**Prompt:**
Each line of the material below should be reproduced exactly.

**Working data:**
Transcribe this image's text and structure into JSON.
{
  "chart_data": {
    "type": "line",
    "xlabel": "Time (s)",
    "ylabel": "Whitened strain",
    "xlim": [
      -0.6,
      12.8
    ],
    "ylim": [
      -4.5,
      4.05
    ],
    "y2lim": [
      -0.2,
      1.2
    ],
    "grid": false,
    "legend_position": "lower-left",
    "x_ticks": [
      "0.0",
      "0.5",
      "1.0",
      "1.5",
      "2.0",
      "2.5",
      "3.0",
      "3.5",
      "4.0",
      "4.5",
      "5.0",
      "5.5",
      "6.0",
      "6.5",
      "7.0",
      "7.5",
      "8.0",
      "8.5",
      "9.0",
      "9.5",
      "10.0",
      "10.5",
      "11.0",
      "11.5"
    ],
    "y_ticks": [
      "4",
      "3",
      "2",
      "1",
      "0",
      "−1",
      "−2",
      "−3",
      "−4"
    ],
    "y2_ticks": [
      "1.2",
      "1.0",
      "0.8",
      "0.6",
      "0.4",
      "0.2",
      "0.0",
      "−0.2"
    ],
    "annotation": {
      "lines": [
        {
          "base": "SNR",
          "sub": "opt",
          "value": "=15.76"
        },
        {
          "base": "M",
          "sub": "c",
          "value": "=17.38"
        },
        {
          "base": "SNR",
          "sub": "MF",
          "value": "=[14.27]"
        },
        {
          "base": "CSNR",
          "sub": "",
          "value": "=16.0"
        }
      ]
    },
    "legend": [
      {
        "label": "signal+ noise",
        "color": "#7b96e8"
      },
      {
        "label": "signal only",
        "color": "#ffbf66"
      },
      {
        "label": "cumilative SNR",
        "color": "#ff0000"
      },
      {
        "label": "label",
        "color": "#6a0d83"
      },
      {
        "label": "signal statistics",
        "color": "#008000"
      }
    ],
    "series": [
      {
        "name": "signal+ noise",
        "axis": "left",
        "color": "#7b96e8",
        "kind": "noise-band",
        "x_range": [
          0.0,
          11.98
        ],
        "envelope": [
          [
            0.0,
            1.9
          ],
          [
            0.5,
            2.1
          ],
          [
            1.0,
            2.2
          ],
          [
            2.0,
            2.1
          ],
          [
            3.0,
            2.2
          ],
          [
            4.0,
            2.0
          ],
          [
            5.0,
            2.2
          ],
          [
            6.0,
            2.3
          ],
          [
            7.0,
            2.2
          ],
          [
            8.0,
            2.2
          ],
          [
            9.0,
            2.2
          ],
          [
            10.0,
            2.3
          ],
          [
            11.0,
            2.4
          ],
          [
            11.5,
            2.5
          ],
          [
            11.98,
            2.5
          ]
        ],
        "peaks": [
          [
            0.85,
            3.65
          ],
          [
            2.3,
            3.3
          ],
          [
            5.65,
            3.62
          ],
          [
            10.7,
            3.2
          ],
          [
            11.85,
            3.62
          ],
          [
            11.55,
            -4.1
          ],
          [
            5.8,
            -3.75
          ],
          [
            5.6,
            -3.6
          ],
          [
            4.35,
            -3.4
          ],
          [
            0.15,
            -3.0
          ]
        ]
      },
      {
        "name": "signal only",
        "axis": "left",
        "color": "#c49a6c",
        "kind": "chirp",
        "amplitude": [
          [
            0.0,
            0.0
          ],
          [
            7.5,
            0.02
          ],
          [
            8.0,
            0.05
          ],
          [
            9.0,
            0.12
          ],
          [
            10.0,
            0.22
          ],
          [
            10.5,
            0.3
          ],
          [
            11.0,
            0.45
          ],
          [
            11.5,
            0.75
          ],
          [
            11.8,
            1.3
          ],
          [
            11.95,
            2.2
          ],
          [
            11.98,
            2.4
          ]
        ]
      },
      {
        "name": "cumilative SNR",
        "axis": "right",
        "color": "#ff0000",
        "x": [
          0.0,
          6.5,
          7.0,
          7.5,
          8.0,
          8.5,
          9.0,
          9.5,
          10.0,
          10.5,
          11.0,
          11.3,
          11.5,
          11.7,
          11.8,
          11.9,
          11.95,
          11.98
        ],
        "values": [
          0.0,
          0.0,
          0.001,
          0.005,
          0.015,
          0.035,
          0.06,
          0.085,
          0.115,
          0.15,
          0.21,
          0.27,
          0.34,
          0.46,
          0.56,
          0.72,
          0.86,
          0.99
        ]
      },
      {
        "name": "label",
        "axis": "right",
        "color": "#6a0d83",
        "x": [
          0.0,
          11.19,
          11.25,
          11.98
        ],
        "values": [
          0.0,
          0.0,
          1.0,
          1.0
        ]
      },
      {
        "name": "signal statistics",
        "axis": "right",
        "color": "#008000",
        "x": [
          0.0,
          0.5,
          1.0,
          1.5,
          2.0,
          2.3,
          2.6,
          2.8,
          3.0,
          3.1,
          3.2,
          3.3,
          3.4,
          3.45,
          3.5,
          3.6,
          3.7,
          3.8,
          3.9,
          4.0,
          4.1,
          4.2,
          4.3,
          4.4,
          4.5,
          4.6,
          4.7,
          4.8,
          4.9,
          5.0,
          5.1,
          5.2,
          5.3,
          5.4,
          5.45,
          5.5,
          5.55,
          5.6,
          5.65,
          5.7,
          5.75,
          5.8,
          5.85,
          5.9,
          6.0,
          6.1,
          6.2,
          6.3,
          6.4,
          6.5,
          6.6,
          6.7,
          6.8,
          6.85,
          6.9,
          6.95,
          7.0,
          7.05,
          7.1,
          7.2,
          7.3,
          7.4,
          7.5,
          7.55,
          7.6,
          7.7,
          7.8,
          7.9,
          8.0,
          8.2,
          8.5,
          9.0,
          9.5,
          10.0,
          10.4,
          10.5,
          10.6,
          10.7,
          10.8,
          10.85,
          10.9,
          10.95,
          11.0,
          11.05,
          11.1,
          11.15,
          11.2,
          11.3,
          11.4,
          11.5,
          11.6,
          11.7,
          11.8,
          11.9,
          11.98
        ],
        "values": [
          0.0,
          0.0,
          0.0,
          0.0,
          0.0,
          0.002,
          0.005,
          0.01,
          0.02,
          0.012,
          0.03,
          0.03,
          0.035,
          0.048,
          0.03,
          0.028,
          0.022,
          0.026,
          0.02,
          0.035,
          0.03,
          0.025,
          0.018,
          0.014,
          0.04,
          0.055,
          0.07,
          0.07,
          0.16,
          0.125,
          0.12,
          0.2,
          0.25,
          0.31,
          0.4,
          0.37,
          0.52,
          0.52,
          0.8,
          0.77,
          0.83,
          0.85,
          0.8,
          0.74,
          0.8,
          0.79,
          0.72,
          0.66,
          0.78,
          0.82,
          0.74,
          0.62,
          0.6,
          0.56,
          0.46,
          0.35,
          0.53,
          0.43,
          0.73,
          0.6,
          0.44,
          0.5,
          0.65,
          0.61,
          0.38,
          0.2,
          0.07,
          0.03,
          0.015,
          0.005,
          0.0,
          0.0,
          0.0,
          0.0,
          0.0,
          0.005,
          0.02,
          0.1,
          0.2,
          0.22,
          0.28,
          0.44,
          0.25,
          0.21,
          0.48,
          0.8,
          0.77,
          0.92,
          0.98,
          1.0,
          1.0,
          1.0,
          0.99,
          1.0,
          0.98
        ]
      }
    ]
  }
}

**Worked answer:**
Transcribe this image's text and structure into JSON.
{
  "chart_data": {
    "type": "line",
    "xlabel": "Time (s)",
    "ylabel": "Whitened strain",
    "xlim": [
      -0.6,
      12.8
    ],
    "ylim": [
      -4.5,
      4.05
    ],
    "y2lim": [
      -0.2,
      1.2
    ],
    "grid": false,
    "legend_position": "lower-left",
    "x_ticks": [
      "0.0",
      "0.5",
      "1.0",
      "1.5",
      "2.0",
      "2.5",
      "3.0",
      "3.5",
      "4.0",
      "4.5",
      "5.0",
      "5.5",
      "6.0",
      "6.5",
      "7.0",
      "7.5",
      "8.0",
      "8.5",
      "9.0",
      "9.5",
      "10.0",
      "10.5",
      "11.0",
      "11.5"
    ],
    "y_ticks": [
      "4",
      "3",
      "2",
      "1",
      "0",
      "−1",
      "−2",
      "−3",
      "−4"
    ],
    "y2_ticks": [
      "1.2",
      "1.0",
      "0.8",
      "0.6",
      "0.4",
      "0.2",
      "0.0",
      "−0.2"
    ],
    "annotation": {
      "lines": [
        {
          "base": "SNR",
          "sub": "opt",
          "value": "=15.76"
        },
        {
          "base": "M",
          "sub": "c",
          "value": "=17.38"
        },
        {
          "base": "SNR",
          "sub": "MF",
          "value": "=[14.27]"
        },
        {
          "base": "CSNR",
          "sub": "",
          "value": "=16.0"
        }
      ]
    },
    "legend": [
      {
        "label": "signal+ noise",
        "color": "#7b96e8"
      },
      {
        "label": "signal only",
        "color": "#ffbf66"
      },
      {
        "label": "cumilative SNR",
        "color": "#ff0000"
      },
      {
        "label": "label",
        "color": "#6a0d83"
      },
      {
        "label": "signal statistics",
        "color": "#008000"
      }
    ],
    "series": [
      {
        "name": "signal+ noise",
        "axis": "left",
        "color": "#7b96e8",
        "kind": "noise-band",
        "x_range": [
          0.0,
          11.98
        ],
        "envelope": [
          [
            0.0,
            1.9
          ],
          [
            0.5,
            2.1
          ],
          [
            1.0,
            2.2
          ],
          [
            2.0,
            2.1
          ],
          [
            3.0,
            2.2
          ],
          [
            4.0,
            2.0
          ],
          [
            5.0,
            2.2
          ],
          [
            6.0,
            2.3
          ],
          [
            7.0,
            2.2
          ],
          [
            8.0,
            2.2
          ],
          [
            9.0,
            2.2
          ],
          [
            10.0,
            2.3
          ],
          [
            11.0,
            2.4
          ],
          [
            11.5,
            2.5
          ],
          [
            11.98,
            2.5
          ]
        ],
        "peaks": [
          [
            0.85,
            3.65
          ],
          [
            2.3,
            3.3
          ],
          [
            5.65,
            3.62
          ],
          [
            10.7,
            3.2
          ],
          [
            11.85,
            3.62
          ],
          [
            11.55,
            -4.1
          ],
          [
            5.8,
            -3.75
          ],
          [
            5.6,
            -3.6
          ],
          [
            4.35,
            -3.4
          ],
          [
            0.15,
            -3.0
          ]
        ]
      },
      {
        "name": "signal only",
        "axis": "left",
        "color": "#c49a6c",
        "kind": "chirp",
        "amplitude": [
          [
            0.0,
            0.0
          ],
          [
            7.5,
            0.02
          ],
          [
            8.0,
            0.05
          ],
          [
            9.0,
            0.12
          ],
          [
            10.0,
            0.22
          ],
          [
            10.5,
            0.3
          ],
          [
            11.0,
            0.45
          ],
          [
            11.5,
            0.75
          ],
          [
            11.8,
            1.3
          ],
          [
            11.95,
            2.2
          ],
          [
            11.98,
            2.4
          ]
        ]
      },
      {
        "name": "cumilative SNR",
        "axis": "right",
        "color": "#ff0000",
        "x": [
          0.0,
          6.5,
          7.0,
          7.5,
          8.0,
          8.5,
          9.0,
          9.5,
          10.0,
          10.5,
          11.0,
          11.3,
          11.5,
          11.7,
          11.8,
          11.9,
          11.95,
          11.98
        ],
        "values": [
          0.0,
          0.0,
          0.001,
          0.005,
          0.015,
          0.035,
          0.06,
          0.085,
          0.115,
          0.15,
          0.21,
          0.27,
          0.34,
          0.46,
          0.56,
          0.72,
          0.86,
          0.99
        ]
      },
      {
        "name": "label",
        "axis": "right",
        "color": "#6a0d83",
        "x": [
          0.0,
          11.19,
          11.25,
          11.98
        ],
        "values": [
          0.0,
          0.0,
          1.0,
          1.0
        ]
      },
      {
        "name": "signal statistics",
        "axis": "right",
        "color": "#008000",
        "x": [
          0.0,
          0.5,
          1.0,
          1.5,
          2.0,
          2.3,
          2.6,
          2.8,
          3.0,
          3.1,
          3.2,
          3.3,
          3.4,
          3.45,
          3.5,
          3.6,
          3.7,
          3.8,
          3.9,
          4.0,
          4.1,
          4.2,
          4.3,
          4.4,
          4.5,
          4.6,
          4.7,
          4.8,
          4.9,
          5.0,
          5.1,
          5.2,
          5.3,
          5.4,
          5.45,
          5.5,
          5.55,
          5.6,
          5.65,
          5.7,
          5.75,
          5.8,
          5.85,
          5.9,
          6.0,
          6.1,
          6.2,
          6.3,
          6.4,
          6.5,
          6.6,
          6.7,
          6.8,
          6.85,
          6.9,
          6.95,
          7.0,
          7.05,
          7.1,
          7.2,
          7.3,
          7.4,
          7.5,
          7.55,
          7.6,
          7.7,
          7.8,
          7.9,
          8.0,
          8.2,
          8.5,
          9.0,
          9.5,
          10.0,
          10.4,
          10.5,
          10.6,
          10.7,
          10.8,
          10.85,
          10.9,
          10.95,
          11.0,
          11.05,
          11.1,
          11.15,
          11.2,
          11.3,
          11.4,
          11.5,
          11.6,
          11.7,
          11.8,
          11.9,
          11.98
        ],
        "values": [
          0.0,
          0.0,
          0.0,
          0.0,
          0.0,
          0.002,
          0.005,
          0.01,
          0.02,
          0.012,
          0.03,
          0.03,
          0.035,
          0.048,
          0.03,
          0.028,
          0.022,
          0.026,
          0.02,
          0.035,
          0.03,
          0.025,
          0.018,
          0.014,
          0.04,
          0.055,
          0.07,
          0.07,
          0.16,
          0.125,
          0.12,
          0.2,
          0.25,
          0.31,
          0.4,
          0.37,
          0.52,
          0.52,
          0.8,
          0.77,
          0.83,
          0.85,
          0.8,
          0.74,
          0.8,
          0.79,
          0.72,
          0.66,
          0.78,
          0.82,
          0.74,
          0.62,
          0.6,
          0.56,
          0.46,
          0.35,
          0.53,
          0.43,
          0.73,
          0.6,
          0.44,
          0.5,
          0.65,
          0.61,
          0.38,
          0.2,
          0.07,
          0.03,
          0.015,
          0.005,
          0.0,
          0.0,
          0.0,
          0.0,
          0.0,
          0.005,
          0.02,
          0.1,
          0.2,
          0.22,
          0.28,
          0.44,
          0.25,
          0.21,
          0.48,
          0.8,
          0.77,
          0.92,
          0.98,
          1.0,
          1.0,
          1.0,
          0.99,
          1.0,
          0.98
        ]
      }
    ]
  }
}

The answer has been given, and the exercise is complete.